TAREAS PENDIENTES.
**1)** Indica si cada enunciado concuerda con el texto sobre Iñárritu, respondiendo sí o no y citando literalmente las palabras decisivas: (a) Amores perros fue la ópera prima de Iñárritu; (b) Biutiful forma parte de la Trilogía del Dolor; (c) Michael Keaton, Edward Norton y Emma Stone recibieron nominaciones al Oscar.
**2)** Presenta como lista numerada, omitiendo las líneas en blanco, el tramo de los registros que va desde la línea que contiene "Patent image size: (1071, 698)." hasta la línea que contiene "The central groove parts 44a is at (97, 290).", ambas incluidas.

DOCUMENTO.
En 2000, Alejandro G. Iñárritu tomó por asalto el
escenario cinematográfico mundial con una brillante ópera prima, Amores perros, que sirvió también de
plataforma para que nos iluminara el talento de Gael García Bernal. Luego nos
enteramos de que ese filme era la primera parte de la Trilogía del Dolor, concebida junto al guionista Guillermo Arriaga,
que se completaría con: 21 gramos
(2003) y Babel (2006).
Quedaba claro que lo de Iñárritu no era una casualidad:
sabía contar historias, aprovechaba al máximo el talento de sus talentos
(actores y técnicos) y dibujaba unos personajes atrapados en conflictos
mundanos, castigados por sus propios fantasmas tóxicos: soberbia, envidia, estupidez
y un etcétera más largo que el carajo.
Luego, en plena madurez de su ejercicio como director,
nos brindó una joya incomprendida: Biutiful
(2010), que confirmaba sus constantes, y a Javier Bardem como uno de los
grandes actores del cine contemporáneo. Para
el libreto de este filme se reforzó con talentos de lujo: Nicolás Giacobone y
Armando Bo. Ellos están presentes en Birdman,
junto a Alexander Dineralis y al propio Iñárritu.
Habitualmente cuatro firmas en un guión levanta
suspicacias. En este caso, es indudable que el aporte de cada uno permite
construir personajes con una profundidad sicológica notable y que permite a sus
actores volar por los cielos (como superhéroes) y salvarles su integridad
dramática. Especial mención para Michael Keaton, Edward Norton y Emma Stone,
todos nominados al Oscar.

CONTENIDO DE DATOS.
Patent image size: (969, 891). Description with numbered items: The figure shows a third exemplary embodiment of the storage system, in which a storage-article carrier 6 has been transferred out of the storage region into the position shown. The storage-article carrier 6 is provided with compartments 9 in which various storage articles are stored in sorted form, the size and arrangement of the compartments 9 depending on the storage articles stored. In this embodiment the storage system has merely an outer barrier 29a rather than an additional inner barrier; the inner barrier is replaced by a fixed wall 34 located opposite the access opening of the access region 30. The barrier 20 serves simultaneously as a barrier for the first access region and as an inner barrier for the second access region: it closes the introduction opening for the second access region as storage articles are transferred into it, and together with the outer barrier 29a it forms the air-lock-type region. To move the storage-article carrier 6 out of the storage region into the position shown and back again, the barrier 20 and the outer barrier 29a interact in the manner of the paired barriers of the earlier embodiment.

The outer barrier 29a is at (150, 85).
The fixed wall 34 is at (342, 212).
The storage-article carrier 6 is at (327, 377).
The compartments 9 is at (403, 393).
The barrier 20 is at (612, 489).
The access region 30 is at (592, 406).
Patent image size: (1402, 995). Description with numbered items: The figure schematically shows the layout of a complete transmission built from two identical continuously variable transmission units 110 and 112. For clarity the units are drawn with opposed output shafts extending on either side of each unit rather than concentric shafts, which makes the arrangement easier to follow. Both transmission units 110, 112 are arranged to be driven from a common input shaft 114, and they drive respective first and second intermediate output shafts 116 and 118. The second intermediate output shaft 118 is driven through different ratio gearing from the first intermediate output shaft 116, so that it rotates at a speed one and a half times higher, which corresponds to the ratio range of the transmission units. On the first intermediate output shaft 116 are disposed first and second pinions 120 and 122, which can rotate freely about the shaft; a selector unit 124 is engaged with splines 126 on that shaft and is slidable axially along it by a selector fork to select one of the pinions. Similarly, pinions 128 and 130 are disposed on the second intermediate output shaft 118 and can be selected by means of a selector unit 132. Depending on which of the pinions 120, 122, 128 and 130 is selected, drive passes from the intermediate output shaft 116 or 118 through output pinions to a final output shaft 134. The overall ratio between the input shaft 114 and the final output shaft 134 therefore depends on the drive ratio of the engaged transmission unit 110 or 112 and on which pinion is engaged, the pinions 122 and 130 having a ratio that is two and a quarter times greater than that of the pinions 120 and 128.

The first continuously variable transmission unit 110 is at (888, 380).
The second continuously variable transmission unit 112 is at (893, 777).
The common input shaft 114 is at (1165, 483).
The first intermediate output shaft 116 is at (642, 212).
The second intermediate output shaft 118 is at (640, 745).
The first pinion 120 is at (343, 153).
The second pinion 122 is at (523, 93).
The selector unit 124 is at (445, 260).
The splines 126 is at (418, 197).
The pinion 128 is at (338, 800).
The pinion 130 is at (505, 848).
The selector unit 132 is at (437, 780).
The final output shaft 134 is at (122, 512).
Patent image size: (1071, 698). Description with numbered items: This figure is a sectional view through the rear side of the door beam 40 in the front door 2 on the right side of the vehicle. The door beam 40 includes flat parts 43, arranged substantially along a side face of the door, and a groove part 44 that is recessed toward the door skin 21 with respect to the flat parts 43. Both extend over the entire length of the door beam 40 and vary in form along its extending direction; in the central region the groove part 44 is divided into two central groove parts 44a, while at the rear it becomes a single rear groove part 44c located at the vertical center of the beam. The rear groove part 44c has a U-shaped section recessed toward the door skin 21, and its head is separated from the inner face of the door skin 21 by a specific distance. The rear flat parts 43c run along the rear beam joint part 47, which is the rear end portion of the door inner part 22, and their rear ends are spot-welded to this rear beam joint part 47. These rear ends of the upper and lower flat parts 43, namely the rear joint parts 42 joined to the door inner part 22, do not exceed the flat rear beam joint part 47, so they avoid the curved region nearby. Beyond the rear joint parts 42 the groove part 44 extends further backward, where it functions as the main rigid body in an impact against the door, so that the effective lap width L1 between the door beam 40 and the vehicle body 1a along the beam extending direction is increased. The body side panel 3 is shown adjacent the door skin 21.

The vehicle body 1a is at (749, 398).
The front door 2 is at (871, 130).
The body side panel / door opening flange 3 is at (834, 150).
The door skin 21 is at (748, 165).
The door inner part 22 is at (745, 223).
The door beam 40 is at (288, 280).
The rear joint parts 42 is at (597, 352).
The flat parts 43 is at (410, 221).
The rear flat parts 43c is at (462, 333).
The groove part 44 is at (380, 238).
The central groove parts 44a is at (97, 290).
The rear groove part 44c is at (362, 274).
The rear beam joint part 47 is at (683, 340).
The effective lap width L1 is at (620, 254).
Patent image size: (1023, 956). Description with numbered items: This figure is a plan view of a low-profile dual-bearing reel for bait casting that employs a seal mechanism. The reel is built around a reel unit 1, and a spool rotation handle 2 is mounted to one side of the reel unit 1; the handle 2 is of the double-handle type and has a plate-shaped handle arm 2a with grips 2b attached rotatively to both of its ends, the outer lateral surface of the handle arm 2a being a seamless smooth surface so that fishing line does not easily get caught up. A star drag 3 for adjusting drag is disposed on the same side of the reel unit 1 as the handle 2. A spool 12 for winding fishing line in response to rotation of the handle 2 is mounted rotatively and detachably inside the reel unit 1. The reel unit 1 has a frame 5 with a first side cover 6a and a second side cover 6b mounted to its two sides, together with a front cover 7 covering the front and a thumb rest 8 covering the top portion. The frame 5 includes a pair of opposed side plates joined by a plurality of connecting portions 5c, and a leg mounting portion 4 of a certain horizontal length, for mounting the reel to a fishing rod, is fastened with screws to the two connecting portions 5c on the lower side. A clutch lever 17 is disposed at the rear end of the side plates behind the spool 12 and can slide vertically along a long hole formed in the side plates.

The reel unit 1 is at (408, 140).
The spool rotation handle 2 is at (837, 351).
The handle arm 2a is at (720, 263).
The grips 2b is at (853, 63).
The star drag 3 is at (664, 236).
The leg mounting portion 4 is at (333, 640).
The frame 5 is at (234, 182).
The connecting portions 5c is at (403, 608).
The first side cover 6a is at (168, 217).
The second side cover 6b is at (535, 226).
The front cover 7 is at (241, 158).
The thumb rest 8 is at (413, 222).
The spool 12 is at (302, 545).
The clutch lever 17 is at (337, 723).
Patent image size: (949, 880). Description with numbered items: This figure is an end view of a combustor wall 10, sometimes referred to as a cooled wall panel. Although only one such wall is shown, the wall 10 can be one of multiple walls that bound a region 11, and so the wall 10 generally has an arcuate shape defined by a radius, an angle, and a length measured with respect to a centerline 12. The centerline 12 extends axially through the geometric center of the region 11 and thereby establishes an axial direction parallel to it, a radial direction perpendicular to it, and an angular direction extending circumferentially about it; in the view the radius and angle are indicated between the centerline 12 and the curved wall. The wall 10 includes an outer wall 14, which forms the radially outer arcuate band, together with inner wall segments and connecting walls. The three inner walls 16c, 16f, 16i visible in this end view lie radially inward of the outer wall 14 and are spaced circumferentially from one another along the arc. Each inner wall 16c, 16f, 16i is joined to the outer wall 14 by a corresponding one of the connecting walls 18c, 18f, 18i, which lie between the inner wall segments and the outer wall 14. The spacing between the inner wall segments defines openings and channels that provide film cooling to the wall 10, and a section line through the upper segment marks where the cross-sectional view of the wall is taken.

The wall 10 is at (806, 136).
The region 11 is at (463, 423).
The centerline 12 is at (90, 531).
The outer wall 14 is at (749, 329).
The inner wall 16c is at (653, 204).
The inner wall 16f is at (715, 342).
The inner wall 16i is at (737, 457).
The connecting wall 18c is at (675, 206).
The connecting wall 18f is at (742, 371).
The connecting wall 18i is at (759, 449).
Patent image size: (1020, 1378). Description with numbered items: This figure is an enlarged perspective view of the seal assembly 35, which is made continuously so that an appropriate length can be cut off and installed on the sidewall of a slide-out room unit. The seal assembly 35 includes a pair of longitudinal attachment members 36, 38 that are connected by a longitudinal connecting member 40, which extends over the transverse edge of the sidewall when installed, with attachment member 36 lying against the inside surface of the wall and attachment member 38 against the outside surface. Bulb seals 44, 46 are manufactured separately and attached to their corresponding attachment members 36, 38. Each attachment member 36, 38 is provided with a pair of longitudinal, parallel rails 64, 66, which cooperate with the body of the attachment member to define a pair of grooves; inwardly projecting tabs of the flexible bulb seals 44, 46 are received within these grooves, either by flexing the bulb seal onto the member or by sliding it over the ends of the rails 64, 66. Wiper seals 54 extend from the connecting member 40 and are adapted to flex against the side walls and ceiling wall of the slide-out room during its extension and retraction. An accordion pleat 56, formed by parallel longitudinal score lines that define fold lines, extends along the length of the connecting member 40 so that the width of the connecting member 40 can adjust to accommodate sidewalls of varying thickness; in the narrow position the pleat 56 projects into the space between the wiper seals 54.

RESPUESTAS.
**1)**
(a) Sí: «con una brillante ópera prima, Amores perros».
(b) No: «que se completaría con: 21 gramos (2003) y Babel (2006)».
(c) Sí: «Especial mención para Michael Keaton, Edward Norton y Emma Stone, todos nominados al Oscar».

**2)**
1. Patent image size: (1071, 698). Description with numbered items: This figure is a sectional view through the rear side of the door beam 40 in the front door 2 on the right side of the vehicle. The door beam 40 includes flat parts 43, arranged substantially along a side face of the door, and a groove part 44 that is recessed toward the door skin 21 with respect to the flat parts 43. Both extend over the entire length of the door beam 40 and vary in form along its extending direction; in the central region the groove part 44 is divided into two central groove parts 44a, while at the rear it becomes a single rear groove part 44c located at the vertical center of the beam. The rear groove part 44c has a U-shaped section recessed toward the door skin 21, and its head is separated from the inner face of the door skin 21 by a specific distance. The rear flat parts 43c run along the rear beam joint part 47, which is the rear end portion of the door inner part 22, and their rear ends are spot-welded to this rear beam joint part 47. These rear ends of the upper and lower flat parts 43, namely the rear joint parts 42 joined to the door inner part 22, do not exceed the flat rear beam joint part 47, so they avoid the curved region nearby. Beyond the rear joint parts 42 the groove part 44 extends further backward, where it functions as the main rigid body in an impact against the door, so that the effective lap width L1 between the door beam 40 and the vehicle body 1a along the beam extending direction is increased. The body side panel 3 is shown adjacent the door skin 21.
2. The vehicle body 1a is at (749, 398).
3. The front door 2 is at (871, 130).
4. The body side panel / door opening flange 3 is at (834, 150).
5. The door skin 21 is at (748, 165).
6. The door inner part 22 is at (745, 223).
7. The door beam 40 is at (288, 280).
8. The rear joint parts 42 is at (597, 352).
9. The flat parts 43 is at (410, 221).
10. The rear flat parts 43c is at (462, 333).
11. The groove part 44 is at (380, 238).
12. The central groove parts 44a is at (97, 290).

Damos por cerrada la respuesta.